[Records from a data collection]
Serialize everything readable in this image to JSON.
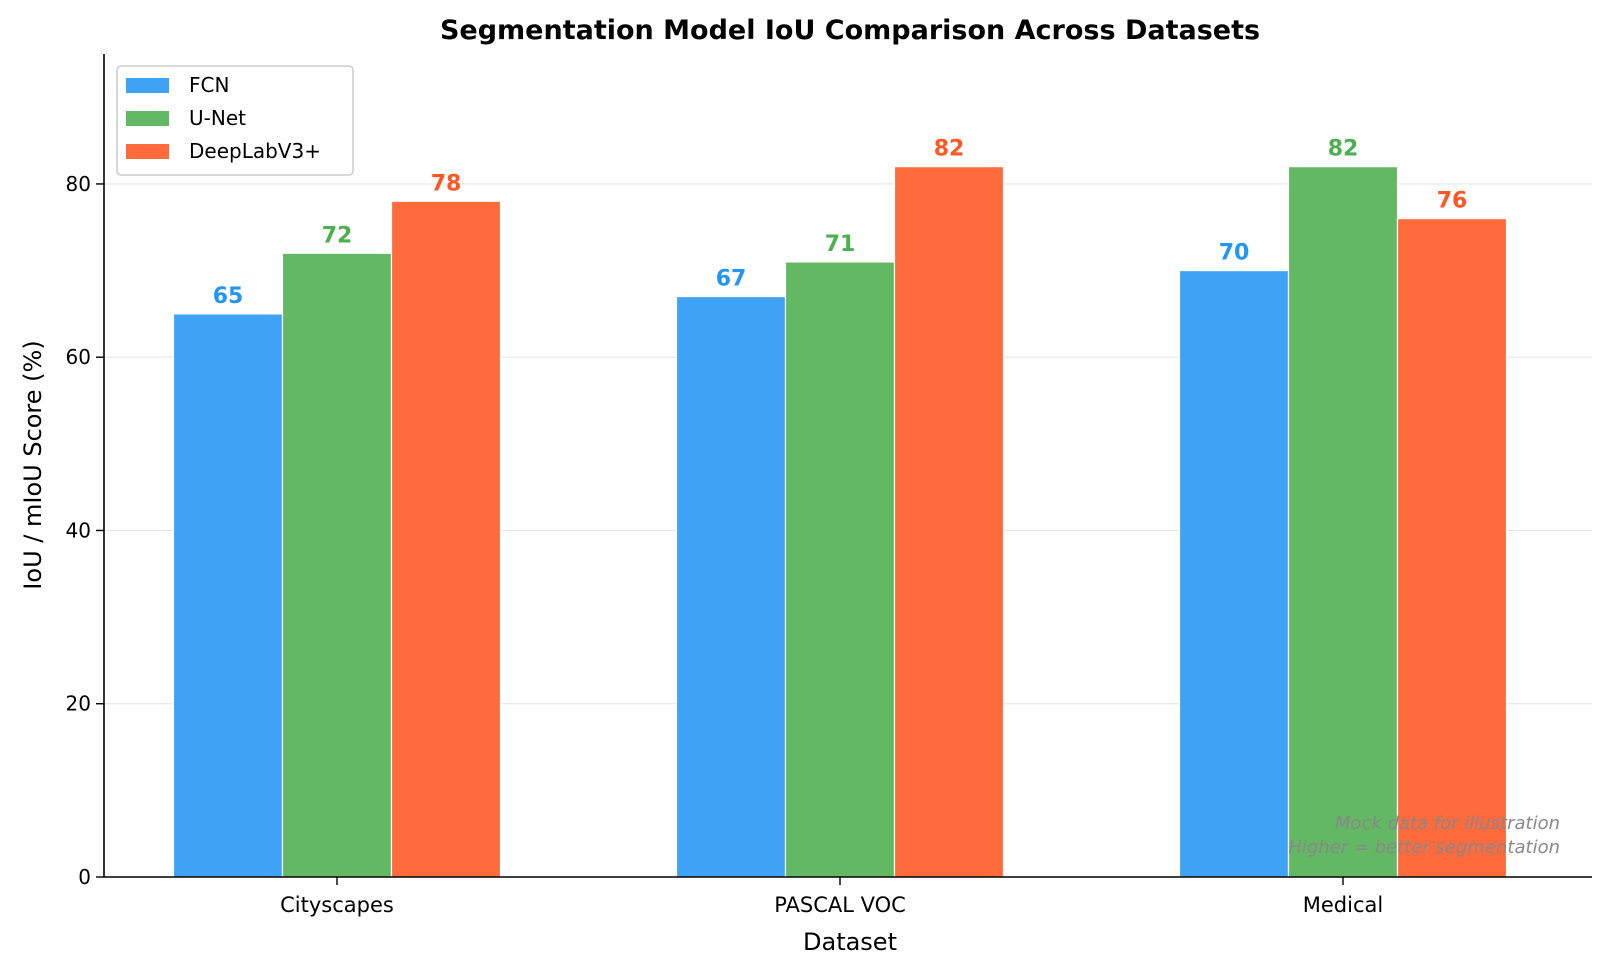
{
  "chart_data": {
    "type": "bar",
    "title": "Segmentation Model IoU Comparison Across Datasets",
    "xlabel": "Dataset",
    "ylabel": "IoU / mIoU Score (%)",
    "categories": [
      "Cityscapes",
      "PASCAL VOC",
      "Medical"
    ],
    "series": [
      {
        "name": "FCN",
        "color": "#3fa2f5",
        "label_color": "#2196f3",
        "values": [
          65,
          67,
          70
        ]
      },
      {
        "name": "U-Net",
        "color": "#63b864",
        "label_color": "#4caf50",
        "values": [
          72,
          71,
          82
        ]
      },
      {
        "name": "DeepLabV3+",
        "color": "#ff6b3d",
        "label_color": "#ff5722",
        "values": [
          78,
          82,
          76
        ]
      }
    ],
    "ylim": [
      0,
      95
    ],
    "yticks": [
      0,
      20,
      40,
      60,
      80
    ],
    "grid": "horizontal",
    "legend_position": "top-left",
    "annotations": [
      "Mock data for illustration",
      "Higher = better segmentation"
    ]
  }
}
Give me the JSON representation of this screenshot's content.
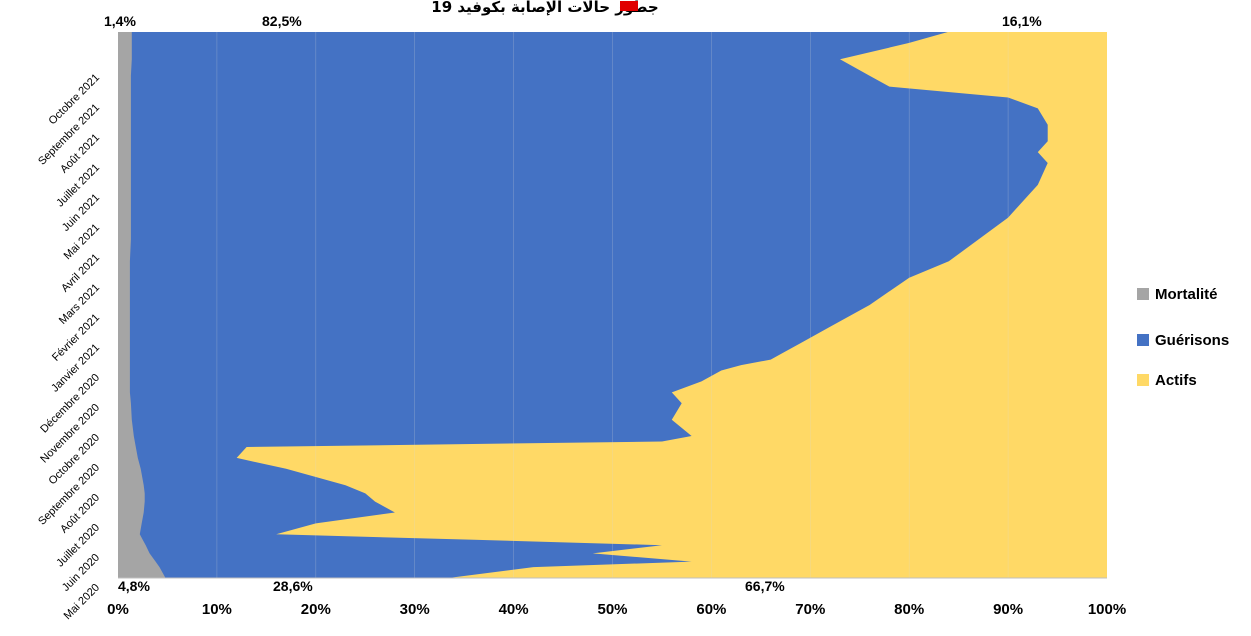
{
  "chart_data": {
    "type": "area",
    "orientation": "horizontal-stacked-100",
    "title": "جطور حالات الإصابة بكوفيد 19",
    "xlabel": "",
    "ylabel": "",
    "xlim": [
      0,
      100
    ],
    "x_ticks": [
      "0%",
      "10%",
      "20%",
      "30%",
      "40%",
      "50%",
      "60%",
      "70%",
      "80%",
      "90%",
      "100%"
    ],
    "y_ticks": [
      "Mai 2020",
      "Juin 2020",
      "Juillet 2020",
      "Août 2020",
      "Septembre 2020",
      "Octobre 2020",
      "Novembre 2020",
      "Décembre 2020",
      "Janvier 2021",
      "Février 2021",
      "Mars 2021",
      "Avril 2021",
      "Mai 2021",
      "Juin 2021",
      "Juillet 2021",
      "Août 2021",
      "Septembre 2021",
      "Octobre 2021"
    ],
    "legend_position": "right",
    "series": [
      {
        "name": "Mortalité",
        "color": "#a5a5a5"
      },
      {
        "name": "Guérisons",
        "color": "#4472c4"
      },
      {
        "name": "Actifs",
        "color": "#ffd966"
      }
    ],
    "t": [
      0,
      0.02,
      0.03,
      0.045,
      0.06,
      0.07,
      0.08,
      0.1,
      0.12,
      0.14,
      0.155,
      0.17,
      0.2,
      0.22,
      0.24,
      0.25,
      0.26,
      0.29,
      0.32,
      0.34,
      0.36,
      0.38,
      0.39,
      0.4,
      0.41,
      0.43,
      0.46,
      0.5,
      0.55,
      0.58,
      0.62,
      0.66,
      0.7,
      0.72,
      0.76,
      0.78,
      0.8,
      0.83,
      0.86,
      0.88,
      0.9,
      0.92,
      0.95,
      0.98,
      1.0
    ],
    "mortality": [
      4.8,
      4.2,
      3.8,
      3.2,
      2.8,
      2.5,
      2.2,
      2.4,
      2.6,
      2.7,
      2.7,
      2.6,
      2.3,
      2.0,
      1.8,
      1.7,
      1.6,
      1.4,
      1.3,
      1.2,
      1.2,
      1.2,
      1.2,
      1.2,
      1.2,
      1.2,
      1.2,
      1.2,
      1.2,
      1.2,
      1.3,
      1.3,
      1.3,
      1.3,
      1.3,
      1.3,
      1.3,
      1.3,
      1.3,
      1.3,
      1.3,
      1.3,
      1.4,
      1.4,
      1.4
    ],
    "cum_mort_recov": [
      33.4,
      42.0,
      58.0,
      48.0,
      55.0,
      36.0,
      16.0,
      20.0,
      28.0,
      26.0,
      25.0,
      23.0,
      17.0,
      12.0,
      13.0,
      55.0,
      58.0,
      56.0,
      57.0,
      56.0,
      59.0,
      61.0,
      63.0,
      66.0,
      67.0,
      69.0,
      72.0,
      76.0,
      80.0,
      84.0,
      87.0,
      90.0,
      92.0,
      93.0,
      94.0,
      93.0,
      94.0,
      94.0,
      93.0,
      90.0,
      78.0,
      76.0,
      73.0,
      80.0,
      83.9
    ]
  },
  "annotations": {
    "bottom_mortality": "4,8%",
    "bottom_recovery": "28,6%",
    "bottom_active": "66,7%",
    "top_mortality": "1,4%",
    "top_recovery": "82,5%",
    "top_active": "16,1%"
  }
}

• **Exercise requirements**: Give the entries again without a single change, but with no pictures.

• **Problem solution**:
Serialize everything readable in this image to JSON.
{
  "chart_data": {
    "type": "bar",
    "title": "Segmentation Model IoU Comparison Across Datasets",
    "xlabel": "Dataset",
    "ylabel": "IoU / mIoU Score (%)",
    "categories": [
      "Cityscapes",
      "PASCAL VOC",
      "Medical"
    ],
    "series": [
      {
        "name": "FCN",
        "color": "#3fa2f5",
        "label_color": "#2196f3",
        "values": [
          65,
          67,
          70
        ]
      },
      {
        "name": "U-Net",
        "color": "#63b864",
        "label_color": "#4caf50",
        "values": [
          72,
          71,
          82
        ]
      },
      {
        "name": "DeepLabV3+",
        "color": "#ff6b3d",
        "label_color": "#ff5722",
        "values": [
          78,
          82,
          76
        ]
      }
    ],
    "ylim": [
      0,
      95
    ],
    "yticks": [
      0,
      20,
      40,
      60,
      80
    ],
    "grid": "horizontal",
    "legend_position": "top-left",
    "annotations": [
      "Mock data for illustration",
      "Higher = better segmentation"
    ]
  }
}
Give me the JSON representation of this screenshot's content.
{
  "chart_data": {
    "type": "area",
    "orientation": "horizontal-stacked-100",
    "title": "جطور حالات الإصابة بكوفيد 19",
    "xlabel": "",
    "ylabel": "",
    "xlim": [
      0,
      100
    ],
    "x_ticks": [
      "0%",
      "10%",
      "20%",
      "30%",
      "40%",
      "50%",
      "60%",
      "70%",
      "80%",
      "90%",
      "100%"
    ],
    "y_ticks": [
      "Mai 2020",
      "Juin 2020",
      "Juillet 2020",
      "Août 2020",
      "Septembre 2020",
      "Octobre 2020",
      "Novembre 2020",
      "Décembre 2020",
      "Janvier 2021",
      "Février 2021",
      "Mars 2021",
      "Avril 2021",
      "Mai 2021",
      "Juin 2021",
      "Juillet 2021",
      "Août 2021",
      "Septembre 2021",
      "Octobre 2021"
    ],
    "legend_position": "right",
    "series": [
      {
        "name": "Mortalité",
        "color": "#a5a5a5"
      },
      {
        "name": "Guérisons",
        "color": "#4472c4"
      },
      {
        "name": "Actifs",
        "color": "#ffd966"
      }
    ],
    "t": [
      0,
      0.02,
      0.03,
      0.045,
      0.06,
      0.07,
      0.08,
      0.1,
      0.12,
      0.14,
      0.155,
      0.17,
      0.2,
      0.22,
      0.24,
      0.25,
      0.26,
      0.29,
      0.32,
      0.34,
      0.36,
      0.38,
      0.39,
      0.4,
      0.41,
      0.43,
      0.46,
      0.5,
      0.55,
      0.58,
      0.62,
      0.66,
      0.7,
      0.72,
      0.76,
      0.78,
      0.8,
      0.83,
      0.86,
      0.88,
      0.9,
      0.92,
      0.95,
      0.98,
      1.0
    ],
    "mortality": [
      4.8,
      4.2,
      3.8,
      3.2,
      2.8,
      2.5,
      2.2,
      2.4,
      2.6,
      2.7,
      2.7,
      2.6,
      2.3,
      2.0,
      1.8,
      1.7,
      1.6,
      1.4,
      1.3,
      1.2,
      1.2,
      1.2,
      1.2,
      1.2,
      1.2,
      1.2,
      1.2,
      1.2,
      1.2,
      1.2,
      1.3,
      1.3,
      1.3,
      1.3,
      1.3,
      1.3,
      1.3,
      1.3,
      1.3,
      1.3,
      1.3,
      1.3,
      1.4,
      1.4,
      1.4
    ],
    "cum_mort_recov": [
      33.4,
      42.0,
      58.0,
      48.0,
      55.0,
      36.0,
      16.0,
      20.0,
      28.0,
      26.0,
      25.0,
      23.0,
      17.0,
      12.0,
      13.0,
      55.0,
      58.0,
      56.0,
      57.0,
      56.0,
      59.0,
      61.0,
      63.0,
      66.0,
      67.0,
      69.0,
      72.0,
      76.0,
      80.0,
      84.0,
      87.0,
      90.0,
      92.0,
      93.0,
      94.0,
      93.0,
      94.0,
      94.0,
      93.0,
      90.0,
      78.0,
      76.0,
      73.0,
      80.0,
      83.9
    ]
  },
  "annotations": {
    "bottom_mortality": "4,8%",
    "bottom_recovery": "28,6%",
    "bottom_active": "66,7%",
    "top_mortality": "1,4%",
    "top_recovery": "82,5%",
    "top_active": "16,1%"
  }
}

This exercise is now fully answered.